#### Work to do
Convert the entries from the line containing "List each element" down to the line containing "search-filter-chips: Perspectives Images", both included, into a two-column CSV with columns instruction and output. Make one row per request, with its text and its answer each in a single quoted field and line breaks replaced by spaces, and leave out the pictures.

#### Data shown
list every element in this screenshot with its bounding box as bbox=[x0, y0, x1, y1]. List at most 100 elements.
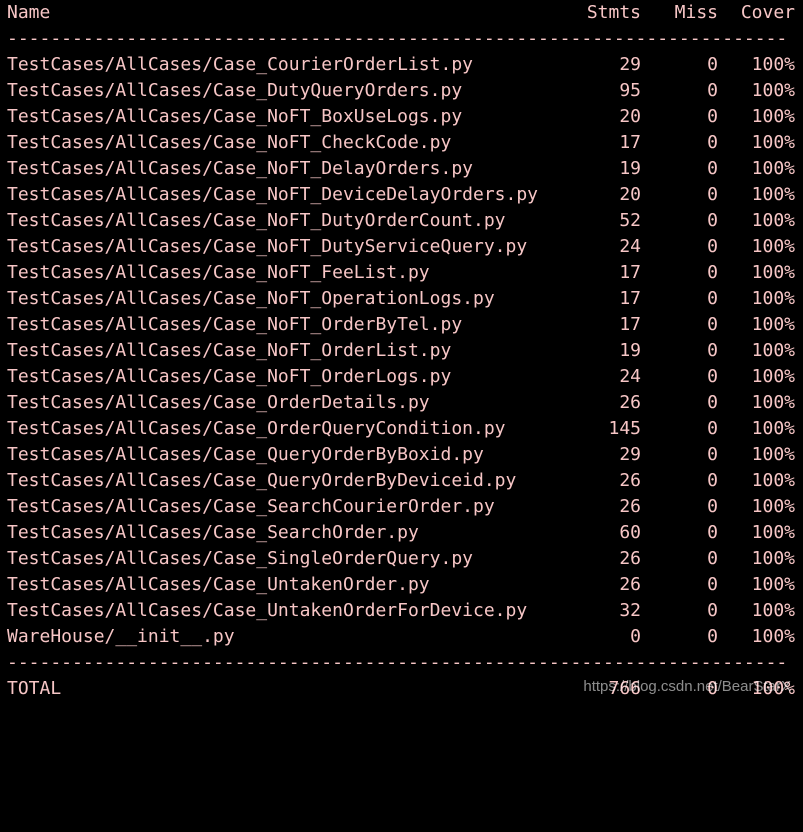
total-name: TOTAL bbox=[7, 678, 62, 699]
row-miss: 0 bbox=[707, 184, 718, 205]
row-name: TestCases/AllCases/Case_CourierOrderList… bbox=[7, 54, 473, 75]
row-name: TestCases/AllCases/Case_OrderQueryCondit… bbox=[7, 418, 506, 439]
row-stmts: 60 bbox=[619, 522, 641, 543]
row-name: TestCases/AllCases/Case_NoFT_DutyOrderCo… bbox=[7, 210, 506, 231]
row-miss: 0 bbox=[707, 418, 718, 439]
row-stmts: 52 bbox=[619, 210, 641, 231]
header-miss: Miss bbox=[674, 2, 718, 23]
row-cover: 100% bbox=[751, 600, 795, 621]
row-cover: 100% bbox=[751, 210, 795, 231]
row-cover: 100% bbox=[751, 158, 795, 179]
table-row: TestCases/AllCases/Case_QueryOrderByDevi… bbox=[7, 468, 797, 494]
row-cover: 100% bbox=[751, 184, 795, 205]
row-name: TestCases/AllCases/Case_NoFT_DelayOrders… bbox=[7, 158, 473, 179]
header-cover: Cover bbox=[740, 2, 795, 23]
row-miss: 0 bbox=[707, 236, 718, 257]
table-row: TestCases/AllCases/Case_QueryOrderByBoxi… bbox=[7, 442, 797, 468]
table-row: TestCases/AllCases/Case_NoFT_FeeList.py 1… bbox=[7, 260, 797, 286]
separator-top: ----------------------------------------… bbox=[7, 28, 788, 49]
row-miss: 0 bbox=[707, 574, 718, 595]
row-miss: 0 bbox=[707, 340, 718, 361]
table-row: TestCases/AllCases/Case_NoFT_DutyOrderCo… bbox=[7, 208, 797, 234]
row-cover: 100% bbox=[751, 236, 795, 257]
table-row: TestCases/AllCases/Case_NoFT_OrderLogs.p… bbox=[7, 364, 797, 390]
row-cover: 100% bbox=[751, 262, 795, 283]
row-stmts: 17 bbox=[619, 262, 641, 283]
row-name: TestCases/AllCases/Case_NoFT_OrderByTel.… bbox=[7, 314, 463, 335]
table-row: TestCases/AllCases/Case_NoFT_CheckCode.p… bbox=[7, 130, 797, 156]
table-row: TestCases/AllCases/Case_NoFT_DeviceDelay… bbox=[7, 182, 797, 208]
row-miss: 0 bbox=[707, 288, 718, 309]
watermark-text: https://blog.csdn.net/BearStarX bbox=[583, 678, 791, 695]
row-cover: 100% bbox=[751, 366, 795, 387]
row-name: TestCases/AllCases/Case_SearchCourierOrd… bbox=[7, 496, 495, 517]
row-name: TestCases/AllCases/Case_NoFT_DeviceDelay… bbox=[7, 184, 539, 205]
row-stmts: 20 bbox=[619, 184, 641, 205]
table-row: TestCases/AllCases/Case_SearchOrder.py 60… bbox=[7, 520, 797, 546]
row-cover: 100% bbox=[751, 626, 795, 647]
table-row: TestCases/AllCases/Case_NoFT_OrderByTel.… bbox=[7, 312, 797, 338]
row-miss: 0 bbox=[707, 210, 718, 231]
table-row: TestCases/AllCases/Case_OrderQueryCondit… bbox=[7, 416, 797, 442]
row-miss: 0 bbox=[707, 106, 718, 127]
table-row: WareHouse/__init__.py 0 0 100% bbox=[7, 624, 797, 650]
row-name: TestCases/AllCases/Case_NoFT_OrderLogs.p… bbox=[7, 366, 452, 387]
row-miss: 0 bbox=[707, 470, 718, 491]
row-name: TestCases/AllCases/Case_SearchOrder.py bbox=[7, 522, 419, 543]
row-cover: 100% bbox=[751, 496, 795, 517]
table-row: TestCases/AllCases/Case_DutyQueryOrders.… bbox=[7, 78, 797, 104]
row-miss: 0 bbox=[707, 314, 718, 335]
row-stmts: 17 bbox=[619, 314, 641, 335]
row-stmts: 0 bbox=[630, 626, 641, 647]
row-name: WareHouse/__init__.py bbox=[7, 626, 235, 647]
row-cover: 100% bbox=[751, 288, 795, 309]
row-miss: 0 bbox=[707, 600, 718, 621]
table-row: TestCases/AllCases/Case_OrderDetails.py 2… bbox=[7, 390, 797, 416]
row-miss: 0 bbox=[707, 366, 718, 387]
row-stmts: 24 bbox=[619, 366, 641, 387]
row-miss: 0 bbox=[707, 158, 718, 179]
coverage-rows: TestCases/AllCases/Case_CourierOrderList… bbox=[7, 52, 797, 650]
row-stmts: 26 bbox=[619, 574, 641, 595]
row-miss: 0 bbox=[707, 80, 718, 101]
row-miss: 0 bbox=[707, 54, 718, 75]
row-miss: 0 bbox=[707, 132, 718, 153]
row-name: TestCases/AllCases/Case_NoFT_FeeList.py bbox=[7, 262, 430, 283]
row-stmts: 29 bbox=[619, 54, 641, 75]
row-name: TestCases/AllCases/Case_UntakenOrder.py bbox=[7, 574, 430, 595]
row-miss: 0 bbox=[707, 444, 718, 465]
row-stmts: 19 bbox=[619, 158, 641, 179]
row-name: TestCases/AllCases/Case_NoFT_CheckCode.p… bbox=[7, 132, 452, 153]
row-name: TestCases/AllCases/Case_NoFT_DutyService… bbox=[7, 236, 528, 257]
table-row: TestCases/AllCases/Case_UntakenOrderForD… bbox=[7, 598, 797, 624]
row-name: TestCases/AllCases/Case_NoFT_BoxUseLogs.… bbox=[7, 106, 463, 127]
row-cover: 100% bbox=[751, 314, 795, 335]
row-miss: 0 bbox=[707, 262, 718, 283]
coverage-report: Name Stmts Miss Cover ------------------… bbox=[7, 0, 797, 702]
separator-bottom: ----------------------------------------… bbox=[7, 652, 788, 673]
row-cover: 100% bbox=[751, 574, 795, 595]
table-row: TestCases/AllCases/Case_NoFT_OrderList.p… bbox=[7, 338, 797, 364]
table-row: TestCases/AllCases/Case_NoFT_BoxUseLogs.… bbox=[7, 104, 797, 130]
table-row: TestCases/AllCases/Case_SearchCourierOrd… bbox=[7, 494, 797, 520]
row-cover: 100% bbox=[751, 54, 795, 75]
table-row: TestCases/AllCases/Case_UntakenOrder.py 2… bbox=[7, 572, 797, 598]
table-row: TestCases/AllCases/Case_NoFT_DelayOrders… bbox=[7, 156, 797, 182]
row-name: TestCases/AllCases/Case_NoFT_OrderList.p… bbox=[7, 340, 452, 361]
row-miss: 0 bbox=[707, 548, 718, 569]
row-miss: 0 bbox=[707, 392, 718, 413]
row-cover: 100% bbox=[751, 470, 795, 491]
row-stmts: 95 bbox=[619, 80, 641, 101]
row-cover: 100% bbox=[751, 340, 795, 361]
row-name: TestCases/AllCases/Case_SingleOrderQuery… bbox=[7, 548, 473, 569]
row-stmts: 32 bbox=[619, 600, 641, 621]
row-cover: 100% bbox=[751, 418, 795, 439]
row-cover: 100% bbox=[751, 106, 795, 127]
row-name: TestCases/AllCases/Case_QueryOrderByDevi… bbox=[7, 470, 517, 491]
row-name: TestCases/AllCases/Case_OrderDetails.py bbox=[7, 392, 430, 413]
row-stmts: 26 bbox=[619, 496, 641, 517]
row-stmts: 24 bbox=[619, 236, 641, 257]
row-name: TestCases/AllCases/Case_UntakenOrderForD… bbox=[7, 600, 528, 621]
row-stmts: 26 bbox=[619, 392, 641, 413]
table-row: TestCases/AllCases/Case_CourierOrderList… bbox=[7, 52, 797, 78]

* * *

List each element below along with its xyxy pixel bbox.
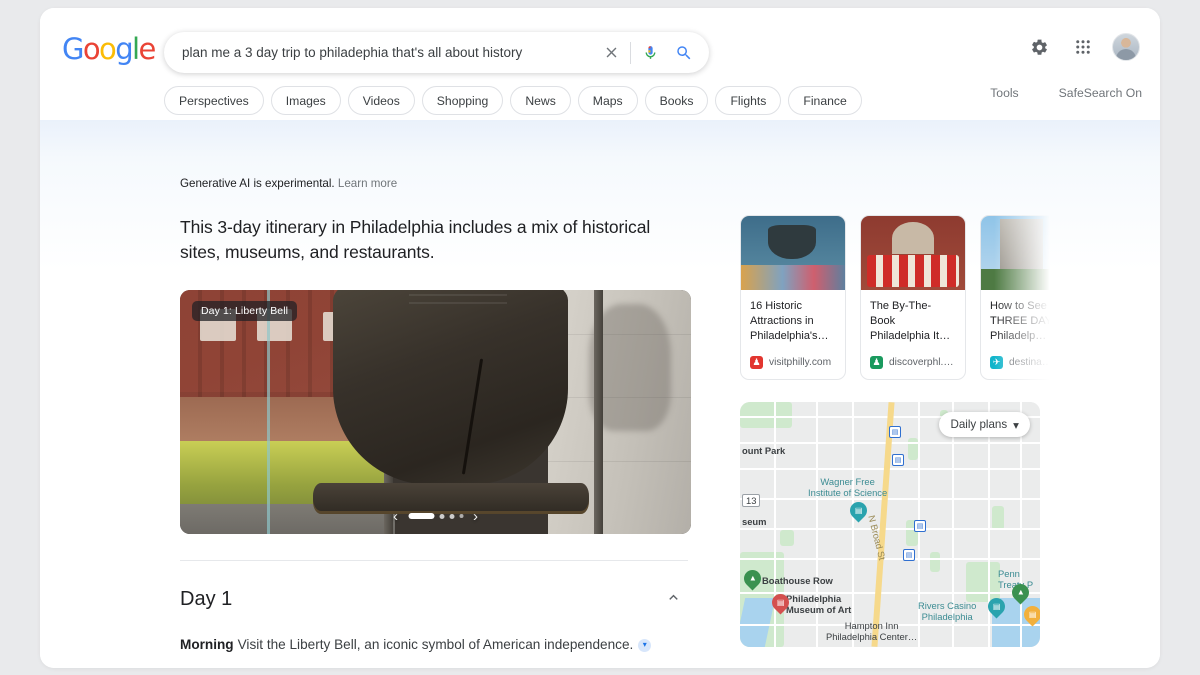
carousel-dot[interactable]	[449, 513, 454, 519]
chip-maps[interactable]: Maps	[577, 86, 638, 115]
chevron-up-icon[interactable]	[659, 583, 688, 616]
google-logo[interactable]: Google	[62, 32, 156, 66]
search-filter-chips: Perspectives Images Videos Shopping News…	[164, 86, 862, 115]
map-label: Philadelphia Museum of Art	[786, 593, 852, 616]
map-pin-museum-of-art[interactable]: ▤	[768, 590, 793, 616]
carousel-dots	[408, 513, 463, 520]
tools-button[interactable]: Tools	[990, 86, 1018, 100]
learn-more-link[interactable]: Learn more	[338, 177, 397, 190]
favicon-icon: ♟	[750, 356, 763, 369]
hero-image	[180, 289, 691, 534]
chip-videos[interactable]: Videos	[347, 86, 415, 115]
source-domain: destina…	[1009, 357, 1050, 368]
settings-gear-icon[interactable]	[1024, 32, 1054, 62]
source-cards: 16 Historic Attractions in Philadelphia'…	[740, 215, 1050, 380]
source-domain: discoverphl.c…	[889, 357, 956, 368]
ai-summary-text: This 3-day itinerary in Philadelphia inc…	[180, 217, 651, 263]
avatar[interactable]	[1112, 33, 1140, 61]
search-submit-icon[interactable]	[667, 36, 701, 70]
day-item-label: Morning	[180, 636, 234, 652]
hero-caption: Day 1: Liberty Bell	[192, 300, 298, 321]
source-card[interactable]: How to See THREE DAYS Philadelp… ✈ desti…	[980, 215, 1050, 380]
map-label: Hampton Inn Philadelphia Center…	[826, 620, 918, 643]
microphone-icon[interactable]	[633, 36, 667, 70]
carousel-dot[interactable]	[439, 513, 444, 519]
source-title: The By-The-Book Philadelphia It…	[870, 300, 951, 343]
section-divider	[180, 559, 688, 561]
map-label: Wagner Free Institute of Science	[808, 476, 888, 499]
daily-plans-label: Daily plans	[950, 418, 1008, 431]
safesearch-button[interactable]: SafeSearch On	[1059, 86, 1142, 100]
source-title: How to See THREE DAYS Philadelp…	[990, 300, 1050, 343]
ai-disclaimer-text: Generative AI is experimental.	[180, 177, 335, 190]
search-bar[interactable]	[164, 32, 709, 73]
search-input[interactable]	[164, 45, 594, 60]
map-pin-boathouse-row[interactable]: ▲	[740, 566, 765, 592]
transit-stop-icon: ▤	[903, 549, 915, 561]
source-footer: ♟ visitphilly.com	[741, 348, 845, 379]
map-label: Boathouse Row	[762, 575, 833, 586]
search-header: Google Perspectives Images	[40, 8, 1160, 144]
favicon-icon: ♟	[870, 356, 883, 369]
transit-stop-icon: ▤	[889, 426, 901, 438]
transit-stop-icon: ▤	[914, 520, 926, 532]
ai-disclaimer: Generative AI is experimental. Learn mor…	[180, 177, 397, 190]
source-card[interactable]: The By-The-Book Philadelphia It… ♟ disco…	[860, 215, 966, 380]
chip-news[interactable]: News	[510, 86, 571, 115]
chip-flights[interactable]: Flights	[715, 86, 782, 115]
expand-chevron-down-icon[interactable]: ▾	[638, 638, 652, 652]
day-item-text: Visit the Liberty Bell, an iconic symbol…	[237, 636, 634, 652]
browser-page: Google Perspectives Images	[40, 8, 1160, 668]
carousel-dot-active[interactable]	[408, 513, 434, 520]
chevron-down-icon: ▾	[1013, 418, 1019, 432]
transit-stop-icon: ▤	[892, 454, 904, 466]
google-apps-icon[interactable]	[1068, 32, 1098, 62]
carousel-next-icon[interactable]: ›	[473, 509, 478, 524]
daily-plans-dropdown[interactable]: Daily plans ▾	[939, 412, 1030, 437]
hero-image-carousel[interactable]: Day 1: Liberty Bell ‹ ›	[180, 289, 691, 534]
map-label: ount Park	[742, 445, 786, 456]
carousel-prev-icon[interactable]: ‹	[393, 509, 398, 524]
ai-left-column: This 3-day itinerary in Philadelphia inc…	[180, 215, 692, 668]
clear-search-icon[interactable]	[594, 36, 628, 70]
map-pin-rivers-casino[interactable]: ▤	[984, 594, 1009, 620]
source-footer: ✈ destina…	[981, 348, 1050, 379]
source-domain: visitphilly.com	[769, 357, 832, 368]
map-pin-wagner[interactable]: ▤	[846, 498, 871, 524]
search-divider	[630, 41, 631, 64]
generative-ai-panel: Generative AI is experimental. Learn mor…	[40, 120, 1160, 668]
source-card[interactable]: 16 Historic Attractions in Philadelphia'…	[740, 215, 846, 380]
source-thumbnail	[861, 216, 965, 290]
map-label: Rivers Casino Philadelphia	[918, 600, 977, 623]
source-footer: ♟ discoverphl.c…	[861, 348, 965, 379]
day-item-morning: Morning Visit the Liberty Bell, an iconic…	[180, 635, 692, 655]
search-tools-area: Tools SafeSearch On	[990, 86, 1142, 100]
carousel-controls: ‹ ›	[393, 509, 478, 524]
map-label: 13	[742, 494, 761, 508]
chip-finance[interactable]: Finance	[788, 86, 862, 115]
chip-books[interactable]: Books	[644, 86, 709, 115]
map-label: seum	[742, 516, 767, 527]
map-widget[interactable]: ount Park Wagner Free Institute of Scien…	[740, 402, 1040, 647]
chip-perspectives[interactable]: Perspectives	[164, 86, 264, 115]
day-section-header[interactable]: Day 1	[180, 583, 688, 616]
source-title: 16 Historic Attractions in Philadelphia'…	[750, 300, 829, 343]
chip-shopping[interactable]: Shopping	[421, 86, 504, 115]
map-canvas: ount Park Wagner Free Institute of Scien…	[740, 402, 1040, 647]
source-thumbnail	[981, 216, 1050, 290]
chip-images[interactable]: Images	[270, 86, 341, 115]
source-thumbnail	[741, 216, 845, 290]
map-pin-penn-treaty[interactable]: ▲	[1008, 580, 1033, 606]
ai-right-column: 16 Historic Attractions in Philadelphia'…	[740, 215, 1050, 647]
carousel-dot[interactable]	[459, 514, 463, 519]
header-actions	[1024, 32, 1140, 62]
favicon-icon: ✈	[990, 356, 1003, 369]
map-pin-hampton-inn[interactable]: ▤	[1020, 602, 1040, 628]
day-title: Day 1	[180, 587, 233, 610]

...

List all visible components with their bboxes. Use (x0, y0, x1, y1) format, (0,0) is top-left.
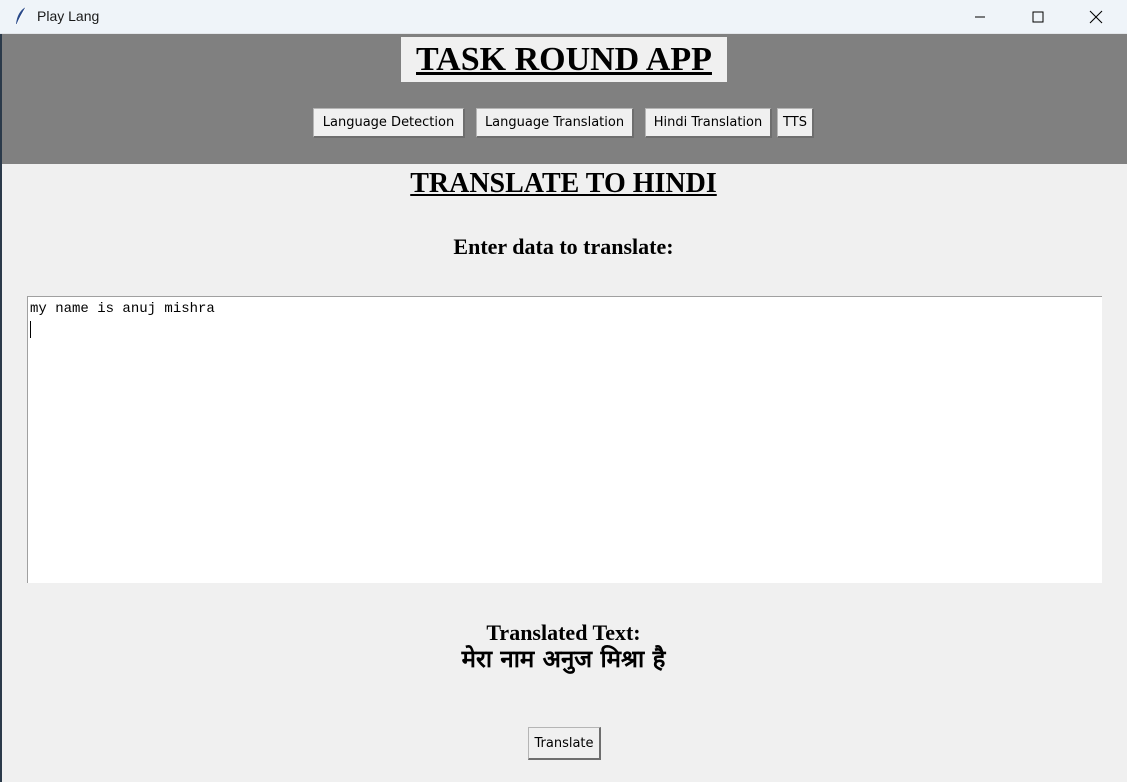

#### Result of the task
instruction,output
"List each element below along with its xyxy pixel bbox.","carousel-dot[interactable]	[449, 513, 454, 519] chip-maps[interactable]: Maps	[577, 86, 638, 115] chevron-up-icon[interactable]	[659, 583, 688, 616] google-logo[interactable]: Google	[62, 32, 156, 66] search-filter-chips: Perspectives Images Videos Shopping News…	[164, 86, 862, 115]"